→ **Exercise directions**
List each distinct username that appears as a poster in the forum thread below.

Title: Vertical water plane -> Waterfall (+animation)
Post by: Mohawk20 on February 04, 2009, 04:31:49 AM
Since the Ashundar Image of the Week contest theme is Crystal Clear, I was inspired to create a scene where the camera looks through a waterfall (from behind it of course). After the render completed I thought I made an obvious mistake thinking this would be possible, because the sky rendered black through the water (see first image below).

But then I did some post editing, and I found out the sky did render, it was just very dark (see second image below). This leads me to believe that if the Decay Distance is set higher than the slider's max (1000), the sky might become visible in the render without post work.
Did anyone else know about this?
Title: Re: Vertical water plane
Post by: JimB on February 04, 2009, 05:40:37 AM
Are the brighter white cloudy looking things actually clouds in the sky? If so, it seems odd that they'd render at almost expected brightness (probably half, but nowhere near as dark as the sky).

Are you sure it's not colour filtering through the water density causing the sky's atmospheric blue colour to darken, because of the greeny yellow default setting? Have you tried making the subsurface colour neutral grey?
Title: Re: Vertical water plane
Post by: PG on February 04, 2009, 06:02:30 AM
I didn't know you make the lake object vertical :D
Title: Re: Vertical water plane
Post by: Mohawk20 on February 04, 2009, 06:36:08 AM
The subsurface colour is a more blue tint than the default. But after rendering a few other tests I see that this effect might be some sort of reflection.

The sky does render though, if you set the distance high enough, but it doesn't look like this (yet).
I'll upload my next result when the render finishes.
Title: Re: Vertical water plane
Post by: Mohawk20 on February 04, 2009, 09:15:33 AM
Below images have very high Decay Distance. The first one has a value of 1e+008, the second one 1e+010.
The last one seems to do the trick.

So although the initial effect that lead me to this was probably only a reflection, it is actually possible with the right settings.
Now to get a more realistic shape to it...
Title: Re: Vertical water plane
Post by: old_blaggard on February 04, 2009, 10:54:27 AM
Cool!
Title: Re: Vertical water plane -> Waterfall
Post by: Mohawk20 on February 04, 2009, 02:58:46 PM
Quote from: old_blaggard on February 04, 2009, 10:54:27 AM
Cool!
Yes, as it is natural mountain water  ;D ;)

Below image has the plane resized a bit and I added a power fractal with billows noise, stretched to 10 on the y axis. It took 4,5 hours to render, but it actually does look pretty good... (sometimes the software still amazes me).
The Decay Distance in this one is 1e+009, which seems to be just as good as 1e+010.

So, everyone, get those waterfall scenes started!!
Title: Re: Vertical water plane -> Waterfall
Post by: old_blaggard on February 04, 2009, 03:01:14 PM
Here's an idea - try feeding the water shader into the input port of a default shader, and then using a tweaked power fractal as an opacity function. You should be able to get trails of water suspended in space, which will look more realistic. You could also integrate some clouds to act as mist, and you would have an incredibly convincing setup.

→ **Stored records**
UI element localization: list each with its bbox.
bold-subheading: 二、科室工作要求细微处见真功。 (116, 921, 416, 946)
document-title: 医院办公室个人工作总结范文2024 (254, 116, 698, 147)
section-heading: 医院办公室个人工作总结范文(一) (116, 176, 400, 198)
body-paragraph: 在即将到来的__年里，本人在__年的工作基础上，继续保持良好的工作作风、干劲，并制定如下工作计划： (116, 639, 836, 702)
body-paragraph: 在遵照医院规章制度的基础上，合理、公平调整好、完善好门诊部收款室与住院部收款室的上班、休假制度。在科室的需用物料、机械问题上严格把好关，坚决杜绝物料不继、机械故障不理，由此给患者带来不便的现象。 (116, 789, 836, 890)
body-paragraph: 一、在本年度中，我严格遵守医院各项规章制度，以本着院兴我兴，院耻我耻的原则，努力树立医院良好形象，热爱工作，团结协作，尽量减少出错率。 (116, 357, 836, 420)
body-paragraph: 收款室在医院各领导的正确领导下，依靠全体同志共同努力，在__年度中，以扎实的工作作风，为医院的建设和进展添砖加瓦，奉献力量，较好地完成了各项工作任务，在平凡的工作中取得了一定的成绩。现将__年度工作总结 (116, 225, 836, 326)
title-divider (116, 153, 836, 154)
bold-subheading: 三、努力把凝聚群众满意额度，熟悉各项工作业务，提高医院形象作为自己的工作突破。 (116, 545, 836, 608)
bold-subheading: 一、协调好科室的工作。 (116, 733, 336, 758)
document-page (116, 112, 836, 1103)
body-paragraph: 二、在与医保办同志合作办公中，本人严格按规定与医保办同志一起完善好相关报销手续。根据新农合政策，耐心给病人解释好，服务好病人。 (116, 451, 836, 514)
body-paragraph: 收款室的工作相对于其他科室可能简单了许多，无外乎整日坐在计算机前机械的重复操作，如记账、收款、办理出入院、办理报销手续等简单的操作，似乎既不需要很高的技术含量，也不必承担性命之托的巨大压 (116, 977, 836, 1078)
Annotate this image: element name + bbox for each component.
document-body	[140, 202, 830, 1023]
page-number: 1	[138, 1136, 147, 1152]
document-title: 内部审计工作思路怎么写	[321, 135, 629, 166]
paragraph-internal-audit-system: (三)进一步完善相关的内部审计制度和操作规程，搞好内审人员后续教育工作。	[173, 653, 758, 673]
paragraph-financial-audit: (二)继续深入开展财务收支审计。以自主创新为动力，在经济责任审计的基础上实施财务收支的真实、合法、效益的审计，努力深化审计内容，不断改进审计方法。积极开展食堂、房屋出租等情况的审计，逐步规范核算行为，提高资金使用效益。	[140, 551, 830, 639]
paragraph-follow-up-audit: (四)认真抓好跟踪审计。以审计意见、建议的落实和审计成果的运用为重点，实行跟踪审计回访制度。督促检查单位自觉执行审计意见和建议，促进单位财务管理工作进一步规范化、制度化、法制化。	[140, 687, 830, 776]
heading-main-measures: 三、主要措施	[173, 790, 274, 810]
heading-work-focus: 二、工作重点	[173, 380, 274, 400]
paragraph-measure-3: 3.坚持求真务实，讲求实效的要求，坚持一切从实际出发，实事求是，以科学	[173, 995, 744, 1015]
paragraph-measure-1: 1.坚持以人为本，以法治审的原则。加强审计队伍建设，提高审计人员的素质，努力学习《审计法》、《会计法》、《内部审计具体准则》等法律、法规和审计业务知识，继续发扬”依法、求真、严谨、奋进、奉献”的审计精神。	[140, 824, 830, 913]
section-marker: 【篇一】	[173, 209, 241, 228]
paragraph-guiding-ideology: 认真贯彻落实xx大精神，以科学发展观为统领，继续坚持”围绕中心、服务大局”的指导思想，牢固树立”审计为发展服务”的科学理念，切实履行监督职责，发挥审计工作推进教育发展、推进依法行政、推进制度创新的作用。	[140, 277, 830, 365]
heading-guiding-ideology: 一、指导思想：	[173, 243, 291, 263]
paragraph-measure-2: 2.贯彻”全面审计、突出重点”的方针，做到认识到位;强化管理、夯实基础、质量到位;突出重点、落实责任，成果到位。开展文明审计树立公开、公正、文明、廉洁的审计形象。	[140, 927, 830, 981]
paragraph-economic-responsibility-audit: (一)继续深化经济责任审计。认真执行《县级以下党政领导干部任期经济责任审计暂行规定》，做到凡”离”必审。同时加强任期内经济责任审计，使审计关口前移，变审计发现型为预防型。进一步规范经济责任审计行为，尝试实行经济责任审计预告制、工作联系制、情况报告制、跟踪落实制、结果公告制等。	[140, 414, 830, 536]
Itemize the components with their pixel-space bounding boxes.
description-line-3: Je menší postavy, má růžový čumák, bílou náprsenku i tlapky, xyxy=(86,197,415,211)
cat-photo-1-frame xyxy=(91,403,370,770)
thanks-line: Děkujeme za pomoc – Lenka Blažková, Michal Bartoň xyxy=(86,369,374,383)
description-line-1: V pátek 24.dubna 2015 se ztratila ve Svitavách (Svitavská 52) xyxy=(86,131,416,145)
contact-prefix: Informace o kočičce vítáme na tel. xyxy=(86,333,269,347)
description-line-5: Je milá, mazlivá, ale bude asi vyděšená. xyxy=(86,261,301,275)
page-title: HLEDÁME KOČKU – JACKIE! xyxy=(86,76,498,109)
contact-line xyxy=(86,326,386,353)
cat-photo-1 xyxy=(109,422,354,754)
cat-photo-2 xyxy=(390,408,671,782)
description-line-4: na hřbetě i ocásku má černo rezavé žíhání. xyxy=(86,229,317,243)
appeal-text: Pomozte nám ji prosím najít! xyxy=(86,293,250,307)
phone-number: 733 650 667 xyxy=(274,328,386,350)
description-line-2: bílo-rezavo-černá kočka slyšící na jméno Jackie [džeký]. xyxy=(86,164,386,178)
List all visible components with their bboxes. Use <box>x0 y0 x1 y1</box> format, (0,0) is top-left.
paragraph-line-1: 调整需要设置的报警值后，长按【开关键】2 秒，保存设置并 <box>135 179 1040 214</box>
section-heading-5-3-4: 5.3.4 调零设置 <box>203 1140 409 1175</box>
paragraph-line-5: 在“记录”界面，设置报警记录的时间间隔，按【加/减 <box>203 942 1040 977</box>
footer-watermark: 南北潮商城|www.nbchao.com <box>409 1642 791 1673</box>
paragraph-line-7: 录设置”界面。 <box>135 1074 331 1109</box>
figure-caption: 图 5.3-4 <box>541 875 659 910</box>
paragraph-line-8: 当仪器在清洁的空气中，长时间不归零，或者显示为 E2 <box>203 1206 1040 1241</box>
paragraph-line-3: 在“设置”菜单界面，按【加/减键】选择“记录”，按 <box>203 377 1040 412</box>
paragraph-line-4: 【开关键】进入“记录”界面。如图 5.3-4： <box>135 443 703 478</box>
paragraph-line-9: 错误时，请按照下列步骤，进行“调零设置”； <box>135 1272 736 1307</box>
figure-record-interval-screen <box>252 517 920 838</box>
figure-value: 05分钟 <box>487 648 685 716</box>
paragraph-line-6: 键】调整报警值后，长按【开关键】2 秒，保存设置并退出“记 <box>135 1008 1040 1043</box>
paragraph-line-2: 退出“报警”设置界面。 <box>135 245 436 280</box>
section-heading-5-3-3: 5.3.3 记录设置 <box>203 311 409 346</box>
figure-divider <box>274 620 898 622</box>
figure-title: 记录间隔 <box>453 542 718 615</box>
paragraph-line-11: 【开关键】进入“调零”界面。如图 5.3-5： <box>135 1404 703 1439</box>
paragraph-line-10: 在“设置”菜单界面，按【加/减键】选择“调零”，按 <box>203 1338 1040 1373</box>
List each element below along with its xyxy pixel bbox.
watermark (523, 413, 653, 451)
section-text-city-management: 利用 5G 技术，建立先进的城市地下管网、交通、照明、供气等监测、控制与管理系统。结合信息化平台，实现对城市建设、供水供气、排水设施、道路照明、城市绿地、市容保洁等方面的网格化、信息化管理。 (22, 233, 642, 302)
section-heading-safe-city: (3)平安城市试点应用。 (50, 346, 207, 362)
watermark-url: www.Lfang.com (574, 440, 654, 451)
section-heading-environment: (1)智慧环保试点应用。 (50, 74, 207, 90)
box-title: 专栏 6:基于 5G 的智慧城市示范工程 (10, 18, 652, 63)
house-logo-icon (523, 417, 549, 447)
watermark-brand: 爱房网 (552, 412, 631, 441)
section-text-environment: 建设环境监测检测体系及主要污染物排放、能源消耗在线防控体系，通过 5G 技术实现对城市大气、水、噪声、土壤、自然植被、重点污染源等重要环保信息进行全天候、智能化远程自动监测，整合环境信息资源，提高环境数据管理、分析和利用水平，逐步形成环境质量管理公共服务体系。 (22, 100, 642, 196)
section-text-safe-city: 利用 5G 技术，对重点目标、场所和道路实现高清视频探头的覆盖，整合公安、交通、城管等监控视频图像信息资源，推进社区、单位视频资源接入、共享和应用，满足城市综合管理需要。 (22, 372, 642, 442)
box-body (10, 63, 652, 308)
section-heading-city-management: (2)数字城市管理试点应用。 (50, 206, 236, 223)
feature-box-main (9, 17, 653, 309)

→ **Full response**
Mohawk20, JimB, PG, old_blaggard